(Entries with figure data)
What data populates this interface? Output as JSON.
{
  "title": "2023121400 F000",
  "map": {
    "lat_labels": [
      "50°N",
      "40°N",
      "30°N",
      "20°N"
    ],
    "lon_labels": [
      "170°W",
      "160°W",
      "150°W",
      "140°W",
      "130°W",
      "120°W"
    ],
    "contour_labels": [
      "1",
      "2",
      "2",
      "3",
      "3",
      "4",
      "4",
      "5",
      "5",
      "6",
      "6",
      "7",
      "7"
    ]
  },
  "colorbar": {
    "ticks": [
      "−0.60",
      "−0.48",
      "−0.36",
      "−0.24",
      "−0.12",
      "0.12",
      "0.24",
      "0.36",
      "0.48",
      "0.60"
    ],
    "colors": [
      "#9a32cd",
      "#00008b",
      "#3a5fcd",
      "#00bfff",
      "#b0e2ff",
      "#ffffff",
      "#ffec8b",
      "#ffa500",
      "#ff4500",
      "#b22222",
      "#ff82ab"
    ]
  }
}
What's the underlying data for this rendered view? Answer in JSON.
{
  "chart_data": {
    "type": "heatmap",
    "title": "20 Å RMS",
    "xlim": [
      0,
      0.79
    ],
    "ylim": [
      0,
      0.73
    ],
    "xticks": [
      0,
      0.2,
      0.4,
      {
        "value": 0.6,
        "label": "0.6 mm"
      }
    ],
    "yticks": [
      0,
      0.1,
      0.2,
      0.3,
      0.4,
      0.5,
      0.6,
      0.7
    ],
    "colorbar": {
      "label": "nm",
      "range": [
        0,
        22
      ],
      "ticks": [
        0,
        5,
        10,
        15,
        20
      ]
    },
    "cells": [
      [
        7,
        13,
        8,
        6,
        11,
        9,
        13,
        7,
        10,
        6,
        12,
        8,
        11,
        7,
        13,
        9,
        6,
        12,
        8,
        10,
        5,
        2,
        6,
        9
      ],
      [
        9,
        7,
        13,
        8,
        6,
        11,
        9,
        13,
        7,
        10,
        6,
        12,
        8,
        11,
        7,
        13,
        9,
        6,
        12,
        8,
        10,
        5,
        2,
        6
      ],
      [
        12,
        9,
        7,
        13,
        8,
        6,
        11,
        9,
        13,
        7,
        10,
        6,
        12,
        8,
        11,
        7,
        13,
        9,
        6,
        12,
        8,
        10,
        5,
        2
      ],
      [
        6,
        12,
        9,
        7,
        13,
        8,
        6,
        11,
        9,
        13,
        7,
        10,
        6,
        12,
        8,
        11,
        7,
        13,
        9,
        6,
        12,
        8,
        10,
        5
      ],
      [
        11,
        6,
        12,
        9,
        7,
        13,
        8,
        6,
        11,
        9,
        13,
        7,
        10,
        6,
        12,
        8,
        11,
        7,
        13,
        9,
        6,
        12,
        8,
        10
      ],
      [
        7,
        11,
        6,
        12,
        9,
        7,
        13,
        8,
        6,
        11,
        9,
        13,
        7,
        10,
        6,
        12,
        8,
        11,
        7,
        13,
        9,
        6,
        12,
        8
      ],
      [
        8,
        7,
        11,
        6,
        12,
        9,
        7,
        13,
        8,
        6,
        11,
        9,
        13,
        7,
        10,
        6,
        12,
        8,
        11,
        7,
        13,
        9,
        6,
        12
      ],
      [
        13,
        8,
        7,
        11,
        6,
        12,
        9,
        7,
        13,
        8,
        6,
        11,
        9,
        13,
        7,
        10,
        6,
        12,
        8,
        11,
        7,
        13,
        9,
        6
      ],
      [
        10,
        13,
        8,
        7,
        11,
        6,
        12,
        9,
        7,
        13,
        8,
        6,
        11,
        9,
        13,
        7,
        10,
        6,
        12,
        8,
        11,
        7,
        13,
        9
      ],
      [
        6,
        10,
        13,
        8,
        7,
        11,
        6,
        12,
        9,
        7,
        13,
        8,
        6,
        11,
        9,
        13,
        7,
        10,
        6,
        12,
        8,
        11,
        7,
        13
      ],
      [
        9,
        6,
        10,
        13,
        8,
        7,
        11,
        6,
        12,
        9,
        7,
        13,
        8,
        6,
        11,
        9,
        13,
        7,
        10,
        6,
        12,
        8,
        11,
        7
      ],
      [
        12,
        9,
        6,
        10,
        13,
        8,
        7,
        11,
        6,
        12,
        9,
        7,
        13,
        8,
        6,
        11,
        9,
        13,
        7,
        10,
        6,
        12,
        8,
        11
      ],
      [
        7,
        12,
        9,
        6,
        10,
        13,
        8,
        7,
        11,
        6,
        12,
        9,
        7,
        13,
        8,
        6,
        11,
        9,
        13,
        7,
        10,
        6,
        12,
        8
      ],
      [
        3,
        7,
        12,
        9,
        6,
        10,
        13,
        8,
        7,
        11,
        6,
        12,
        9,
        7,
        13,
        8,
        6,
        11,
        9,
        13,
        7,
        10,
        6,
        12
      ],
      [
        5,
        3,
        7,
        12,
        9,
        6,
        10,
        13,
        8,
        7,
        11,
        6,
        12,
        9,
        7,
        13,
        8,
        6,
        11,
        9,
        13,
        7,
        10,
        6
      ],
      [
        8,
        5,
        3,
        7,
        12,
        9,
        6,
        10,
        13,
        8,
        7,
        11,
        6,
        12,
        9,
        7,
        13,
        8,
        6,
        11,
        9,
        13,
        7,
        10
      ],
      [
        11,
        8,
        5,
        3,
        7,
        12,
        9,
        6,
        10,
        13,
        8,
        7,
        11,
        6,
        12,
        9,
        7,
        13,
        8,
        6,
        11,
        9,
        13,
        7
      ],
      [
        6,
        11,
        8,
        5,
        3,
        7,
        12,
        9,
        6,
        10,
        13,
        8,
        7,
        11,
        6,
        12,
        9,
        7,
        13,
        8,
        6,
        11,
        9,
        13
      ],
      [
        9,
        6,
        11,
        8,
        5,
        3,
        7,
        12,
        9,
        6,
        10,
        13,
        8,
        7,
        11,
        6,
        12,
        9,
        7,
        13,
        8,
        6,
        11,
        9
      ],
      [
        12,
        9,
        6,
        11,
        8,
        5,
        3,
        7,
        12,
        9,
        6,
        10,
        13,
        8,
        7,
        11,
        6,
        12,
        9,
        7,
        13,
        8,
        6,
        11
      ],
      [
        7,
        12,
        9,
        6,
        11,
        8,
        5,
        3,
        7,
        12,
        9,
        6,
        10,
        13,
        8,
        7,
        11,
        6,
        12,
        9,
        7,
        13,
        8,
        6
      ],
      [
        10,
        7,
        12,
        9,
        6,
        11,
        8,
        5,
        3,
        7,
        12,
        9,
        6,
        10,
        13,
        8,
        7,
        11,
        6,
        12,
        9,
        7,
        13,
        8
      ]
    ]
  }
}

Exercise directions ▸
Would you copy out each line exactly as written?

Complete response ▸
What data populates this interface? Output as JSON.
{
  "title": "2023121400 F000",
  "map": {
    "lat_labels": [
      "50°N",
      "40°N",
      "30°N",
      "20°N"
    ],
    "lon_labels": [
      "170°W",
      "160°W",
      "150°W",
      "140°W",
      "130°W",
      "120°W"
    ],
    "contour_labels": [
      "1",
      "2",
      "2",
      "3",
      "3",
      "4",
      "4",
      "5",
      "5",
      "6",
      "6",
      "7",
      "7"
    ]
  },
  "colorbar": {
    "ticks": [
      "−0.60",
      "−0.48",
      "−0.36",
      "−0.24",
      "−0.12",
      "0.12",
      "0.24",
      "0.36",
      "0.48",
      "0.60"
    ],
    "colors": [
      "#9a32cd",
      "#00008b",
      "#3a5fcd",
      "#00bfff",
      "#b0e2ff",
      "#ffffff",
      "#ffec8b",
      "#ffa500",
      "#ff4500",
      "#b22222",
      "#ff82ab"
    ]
  }
}
What's the underlying data for this rendered view? Answer in JSON.
{
  "chart_data": {
    "type": "heatmap",
    "title": "20 Å RMS",
    "xlim": [
      0,
      0.79
    ],
    "ylim": [
      0,
      0.73
    ],
    "xticks": [
      0,
      0.2,
      0.4,
      {
        "value": 0.6,
        "label": "0.6 mm"
      }
    ],
    "yticks": [
      0,
      0.1,
      0.2,
      0.3,
      0.4,
      0.5,
      0.6,
      0.7
    ],
    "colorbar": {
      "label": "nm",
      "range": [
        0,
        22
      ],
      "ticks": [
        0,
        5,
        10,
        15,
        20
      ]
    },
    "cells": [
      [
        7,
        13,
        8,
        6,
        11,
        9,
        13,
        7,
        10,
        6,
        12,
        8,
        11,
        7,
        13,
        9,
        6,
        12,
        8,
        10,
        5,
        2,
        6,
        9
      ],
      [
        9,
        7,
        13,
        8,
        6,
        11,
        9,
        13,
        7,
        10,
        6,
        12,
        8,
        11,
        7,
        13,
        9,
        6,
        12,
        8,
        10,
        5,
        2,
        6
      ],
      [
        12,
        9,
        7,
        13,
        8,
        6,
        11,
        9,
        13,
        7,
        10,
        6,
        12,
        8,
        11,
        7,
        13,
        9,
        6,
        12,
        8,
        10,
        5,
        2
      ],
      [
        6,
        12,
        9,
        7,
        13,
        8,
        6,
        11,
        9,
        13,
        7,
        10,
        6,
        12,
        8,
        11,
        7,
        13,
        9,
        6,
        12,
        8,
        10,
        5
      ],
      [
        11,
        6,
        12,
        9,
        7,
        13,
        8,
        6,
        11,
        9,
        13,
        7,
        10,
        6,
        12,
        8,
        11,
        7,
        13,
        9,
        6,
        12,
        8,
        10
      ],
      [
        7,
        11,
        6,
        12,
        9,
        7,
        13,
        8,
        6,
        11,
        9,
        13,
        7,
        10,
        6,
        12,
        8,
        11,
        7,
        13,
        9,
        6,
        12,
        8
      ],
      [
        8,
        7,
        11,
        6,
        12,
        9,
        7,
        13,
        8,
        6,
        11,
        9,
        13,
        7,
        10,
        6,
        12,
        8,
        11,
        7,
        13,
        9,
        6,
        12
      ],
      [
        13,
        8,
        7,
        11,
        6,
        12,
        9,
        7,
        13,
        8,
        6,
        11,
        9,
        13,
        7,
        10,
        6,
        12,
        8,
        11,
        7,
        13,
        9,
        6
      ],
      [
        10,
        13,
        8,
        7,
        11,
        6,
        12,
        9,
        7,
        13,
        8,
        6,
        11,
        9,
        13,
        7,
        10,
        6,
        12,
        8,
        11,
        7,
        13,
        9
      ],
      [
        6,
        10,
        13,
        8,
        7,
        11,
        6,
        12,
        9,
        7,
        13,
        8,
        6,
        11,
        9,
        13,
        7,
        10,
        6,
        12,
        8,
        11,
        7,
        13
      ],
      [
        9,
        6,
        10,
        13,
        8,
        7,
        11,
        6,
        12,
        9,
        7,
        13,
        8,
        6,
        11,
        9,
        13,
        7,
        10,
        6,
        12,
        8,
        11,
        7
      ],
      [
        12,
        9,
        6,
        10,
        13,
        8,
        7,
        11,
        6,
        12,
        9,
        7,
        13,
        8,
        6,
        11,
        9,
        13,
        7,
        10,
        6,
        12,
        8,
        11
      ],
      [
        7,
        12,
        9,
        6,
        10,
        13,
        8,
        7,
        11,
        6,
        12,
        9,
        7,
        13,
        8,
        6,
        11,
        9,
        13,
        7,
        10,
        6,
        12,
        8
      ],
      [
        3,
        7,
        12,
        9,
        6,
        10,
        13,
        8,
        7,
        11,
        6,
        12,
        9,
        7,
        13,
        8,
        6,
        11,
        9,
        13,
        7,
        10,
        6,
        12
      ],
      [
        5,
        3,
        7,
        12,
        9,
        6,
        10,
        13,
        8,
        7,
        11,
        6,
        12,
        9,
        7,
        13,
        8,
        6,
        11,
        9,
        13,
        7,
        10,
        6
      ],
      [
        8,
        5,
        3,
        7,
        12,
        9,
        6,
        10,
        13,
        8,
        7,
        11,
        6,
        12,
        9,
        7,
        13,
        8,
        6,
        11,
        9,
        13,
        7,
        10
      ],
      [
        11,
        8,
        5,
        3,
        7,
        12,
        9,
        6,
        10,
        13,
        8,
        7,
        11,
        6,
        12,
        9,
        7,
        13,
        8,
        6,
        11,
        9,
        13,
        7
      ],
      [
        6,
        11,
        8,
        5,
        3,
        7,
        12,
        9,
        6,
        10,
        13,
        8,
        7,
        11,
        6,
        12,
        9,
        7,
        13,
        8,
        6,
        11,
        9,
        13
      ],
      [
        9,
        6,
        11,
        8,
        5,
        3,
        7,
        12,
        9,
        6,
        10,
        13,
        8,
        7,
        11,
        6,
        12,
        9,
        7,
        13,
        8,
        6,
        11,
        9
      ],
      [
        12,
        9,
        6,
        11,
        8,
        5,
        3,
        7,
        12,
        9,
        6,
        10,
        13,
        8,
        7,
        11,
        6,
        12,
        9,
        7,
        13,
        8,
        6,
        11
      ],
      [
        7,
        12,
        9,
        6,
        11,
        8,
        5,
        3,
        7,
        12,
        9,
        6,
        10,
        13,
        8,
        7,
        11,
        6,
        12,
        9,
        7,
        13,
        8,
        6
      ],
      [
        10,
        7,
        12,
        9,
        6,
        11,
        8,
        5,
        3,
        7,
        12,
        9,
        6,
        10,
        13,
        8,
        7,
        11,
        6,
        12,
        9,
        7,
        13,
        8
      ]
    ]
  }
}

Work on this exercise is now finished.